__TASK BRIEF__.
Repeat the material verbatim and drop the pictures.

========

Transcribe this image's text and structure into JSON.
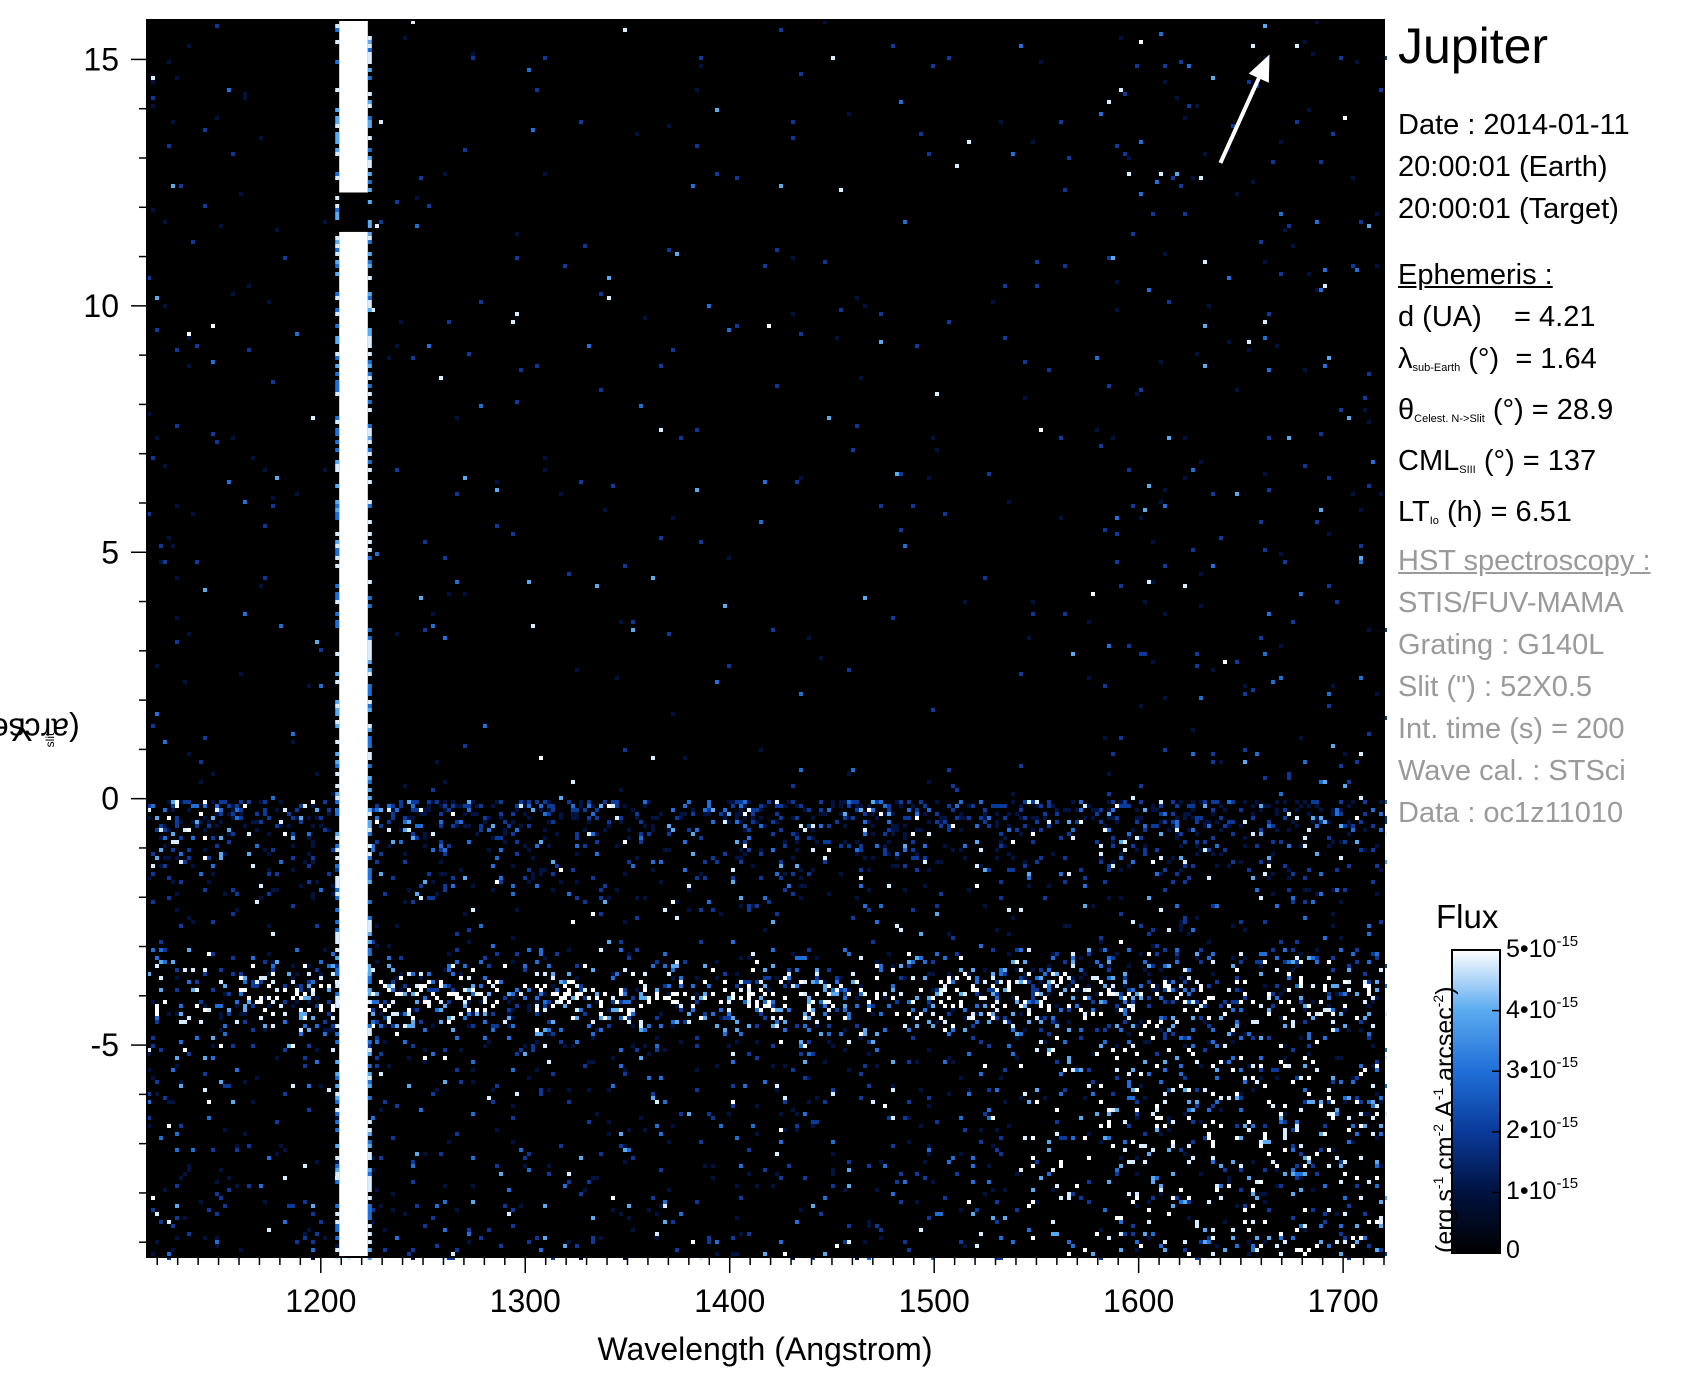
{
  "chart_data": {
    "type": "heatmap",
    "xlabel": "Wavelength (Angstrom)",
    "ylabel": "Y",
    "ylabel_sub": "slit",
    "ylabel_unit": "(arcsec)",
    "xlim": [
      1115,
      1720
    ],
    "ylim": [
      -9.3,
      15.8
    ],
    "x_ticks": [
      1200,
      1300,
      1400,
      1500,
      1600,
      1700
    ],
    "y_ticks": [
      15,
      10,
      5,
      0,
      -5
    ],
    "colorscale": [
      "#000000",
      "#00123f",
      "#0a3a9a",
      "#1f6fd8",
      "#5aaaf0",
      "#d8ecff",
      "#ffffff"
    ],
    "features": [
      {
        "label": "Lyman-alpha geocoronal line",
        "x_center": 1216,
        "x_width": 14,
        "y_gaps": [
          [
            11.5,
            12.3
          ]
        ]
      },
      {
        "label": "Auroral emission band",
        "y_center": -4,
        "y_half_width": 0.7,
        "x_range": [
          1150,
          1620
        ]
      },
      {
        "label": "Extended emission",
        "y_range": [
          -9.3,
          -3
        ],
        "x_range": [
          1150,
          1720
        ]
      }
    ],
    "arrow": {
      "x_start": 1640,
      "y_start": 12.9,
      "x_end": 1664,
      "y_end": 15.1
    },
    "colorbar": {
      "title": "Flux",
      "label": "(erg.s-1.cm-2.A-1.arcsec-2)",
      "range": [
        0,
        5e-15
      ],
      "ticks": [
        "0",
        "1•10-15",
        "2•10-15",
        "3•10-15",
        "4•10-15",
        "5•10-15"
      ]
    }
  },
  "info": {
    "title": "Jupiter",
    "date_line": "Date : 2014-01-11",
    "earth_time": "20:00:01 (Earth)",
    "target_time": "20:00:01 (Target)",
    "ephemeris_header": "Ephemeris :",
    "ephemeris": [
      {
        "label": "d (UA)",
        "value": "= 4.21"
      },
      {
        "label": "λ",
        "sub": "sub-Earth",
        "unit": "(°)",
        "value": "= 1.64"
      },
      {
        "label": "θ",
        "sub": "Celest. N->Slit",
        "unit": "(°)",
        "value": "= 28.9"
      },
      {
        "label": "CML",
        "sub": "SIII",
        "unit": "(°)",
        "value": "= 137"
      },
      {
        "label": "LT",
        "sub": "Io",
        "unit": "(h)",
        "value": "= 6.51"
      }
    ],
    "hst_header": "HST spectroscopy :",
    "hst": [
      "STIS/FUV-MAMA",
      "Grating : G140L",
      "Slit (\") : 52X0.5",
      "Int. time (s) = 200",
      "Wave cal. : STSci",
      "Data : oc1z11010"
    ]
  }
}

========

__COMPLETE RESPONSE__.
Transcribe this image's text and structure into JSON.
{
  "chart_data": {
    "type": "heatmap",
    "xlabel": "Wavelength (Angstrom)",
    "ylabel": "Y",
    "ylabel_sub": "slit",
    "ylabel_unit": "(arcsec)",
    "xlim": [
      1115,
      1720
    ],
    "ylim": [
      -9.3,
      15.8
    ],
    "x_ticks": [
      1200,
      1300,
      1400,
      1500,
      1600,
      1700
    ],
    "y_ticks": [
      15,
      10,
      5,
      0,
      -5
    ],
    "colorscale": [
      "#000000",
      "#00123f",
      "#0a3a9a",
      "#1f6fd8",
      "#5aaaf0",
      "#d8ecff",
      "#ffffff"
    ],
    "features": [
      {
        "label": "Lyman-alpha geocoronal line",
        "x_center": 1216,
        "x_width": 14,
        "y_gaps": [
          [
            11.5,
            12.3
          ]
        ]
      },
      {
        "label": "Auroral emission band",
        "y_center": -4,
        "y_half_width": 0.7,
        "x_range": [
          1150,
          1620
        ]
      },
      {
        "label": "Extended emission",
        "y_range": [
          -9.3,
          -3
        ],
        "x_range": [
          1150,
          1720
        ]
      }
    ],
    "arrow": {
      "x_start": 1640,
      "y_start": 12.9,
      "x_end": 1664,
      "y_end": 15.1
    },
    "colorbar": {
      "title": "Flux",
      "label": "(erg.s-1.cm-2.A-1.arcsec-2)",
      "range": [
        0,
        5e-15
      ],
      "ticks": [
        "0",
        "1•10-15",
        "2•10-15",
        "3•10-15",
        "4•10-15",
        "5•10-15"
      ]
    }
  },
  "info": {
    "title": "Jupiter",
    "date_line": "Date : 2014-01-11",
    "earth_time": "20:00:01 (Earth)",
    "target_time": "20:00:01 (Target)",
    "ephemeris_header": "Ephemeris :",
    "ephemeris": [
      {
        "label": "d (UA)",
        "value": "= 4.21"
      },
      {
        "label": "λ",
        "sub": "sub-Earth",
        "unit": "(°)",
        "value": "= 1.64"
      },
      {
        "label": "θ",
        "sub": "Celest. N->Slit",
        "unit": "(°)",
        "value": "= 28.9"
      },
      {
        "label": "CML",
        "sub": "SIII",
        "unit": "(°)",
        "value": "= 137"
      },
      {
        "label": "LT",
        "sub": "Io",
        "unit": "(h)",
        "value": "= 6.51"
      }
    ],
    "hst_header": "HST spectroscopy :",
    "hst": [
      "STIS/FUV-MAMA",
      "Grating : G140L",
      "Slit (\") : 52X0.5",
      "Int. time (s) = 200",
      "Wave cal. : STSci",
      "Data : oc1z11010"
    ]
  }
}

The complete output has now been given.